- WHAT IS EXPECTED
Write out the listing in full, matching it word for word.
----- DATA FOR THIS EXERCISE -----
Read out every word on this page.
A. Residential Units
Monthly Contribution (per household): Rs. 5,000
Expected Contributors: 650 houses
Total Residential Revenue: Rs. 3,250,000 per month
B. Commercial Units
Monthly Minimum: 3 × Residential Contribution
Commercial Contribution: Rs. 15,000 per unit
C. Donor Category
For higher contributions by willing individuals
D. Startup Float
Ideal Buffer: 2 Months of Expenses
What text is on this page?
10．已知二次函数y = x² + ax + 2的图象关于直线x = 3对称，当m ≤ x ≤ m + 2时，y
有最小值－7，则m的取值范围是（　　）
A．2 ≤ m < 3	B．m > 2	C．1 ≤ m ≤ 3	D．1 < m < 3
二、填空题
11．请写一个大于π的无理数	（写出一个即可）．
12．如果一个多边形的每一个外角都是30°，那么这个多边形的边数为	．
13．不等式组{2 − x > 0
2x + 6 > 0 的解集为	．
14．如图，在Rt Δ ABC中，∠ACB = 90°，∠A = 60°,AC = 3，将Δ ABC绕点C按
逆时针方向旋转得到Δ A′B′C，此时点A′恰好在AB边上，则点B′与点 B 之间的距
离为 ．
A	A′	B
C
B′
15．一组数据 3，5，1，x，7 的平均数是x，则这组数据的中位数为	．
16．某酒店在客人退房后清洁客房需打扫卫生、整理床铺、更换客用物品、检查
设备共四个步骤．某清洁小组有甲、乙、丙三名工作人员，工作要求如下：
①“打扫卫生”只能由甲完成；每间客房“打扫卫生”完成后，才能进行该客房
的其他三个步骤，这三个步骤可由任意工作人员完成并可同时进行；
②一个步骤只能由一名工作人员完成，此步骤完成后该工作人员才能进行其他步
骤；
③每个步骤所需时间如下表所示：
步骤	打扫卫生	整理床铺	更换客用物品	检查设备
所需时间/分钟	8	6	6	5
-----
- REPLY TO THE TASK
Read out every word on this page.
A. Residential Units
Monthly Contribution (per household): Rs. 5,000
Expected Contributors: 650 houses
Total Residential Revenue: Rs. 3,250,000 per month
B. Commercial Units
Monthly Minimum: 3 × Residential Contribution
Commercial Contribution: Rs. 15,000 per unit
C. Donor Category
For higher contributions by willing individuals
D. Startup Float
Ideal Buffer: 2 Months of Expenses
What text is on this page?
10．已知二次函数y = x² + ax + 2的图象关于直线x = 3对称，当m ≤ x ≤ m + 2时，y
有最小值－7，则m的取值范围是（　　）
A．2 ≤ m < 3	B．m > 2	C．1 ≤ m ≤ 3	D．1 < m < 3
二、填空题
11．请写一个大于π的无理数	（写出一个即可）．
12．如果一个多边形的每一个外角都是30°，那么这个多边形的边数为	．
13．不等式组{2 − x > 0
2x + 6 > 0 的解集为	．
14．如图，在Rt Δ ABC中，∠ACB = 90°，∠A = 60°,AC = 3，将Δ ABC绕点C按
逆时针方向旋转得到Δ A′B′C，此时点A′恰好在AB边上，则点B′与点 B 之间的距
离为 ．
A	A′	B
C
B′
15．一组数据 3，5，1，x，7 的平均数是x，则这组数据的中位数为	．
16．某酒店在客人退房后清洁客房需打扫卫生、整理床铺、更换客用物品、检查
设备共四个步骤．某清洁小组有甲、乙、丙三名工作人员，工作要求如下：
①“打扫卫生”只能由甲完成；每间客房“打扫卫生”完成后，才能进行该客房
的其他三个步骤，这三个步骤可由任意工作人员完成并可同时进行；
②一个步骤只能由一名工作人员完成，此步骤完成后该工作人员才能进行其他步
骤；
③每个步骤所需时间如下表所示：
步骤	打扫卫生	整理床铺	更换客用物品	检查设备
所需时间/分钟	8	6	6	5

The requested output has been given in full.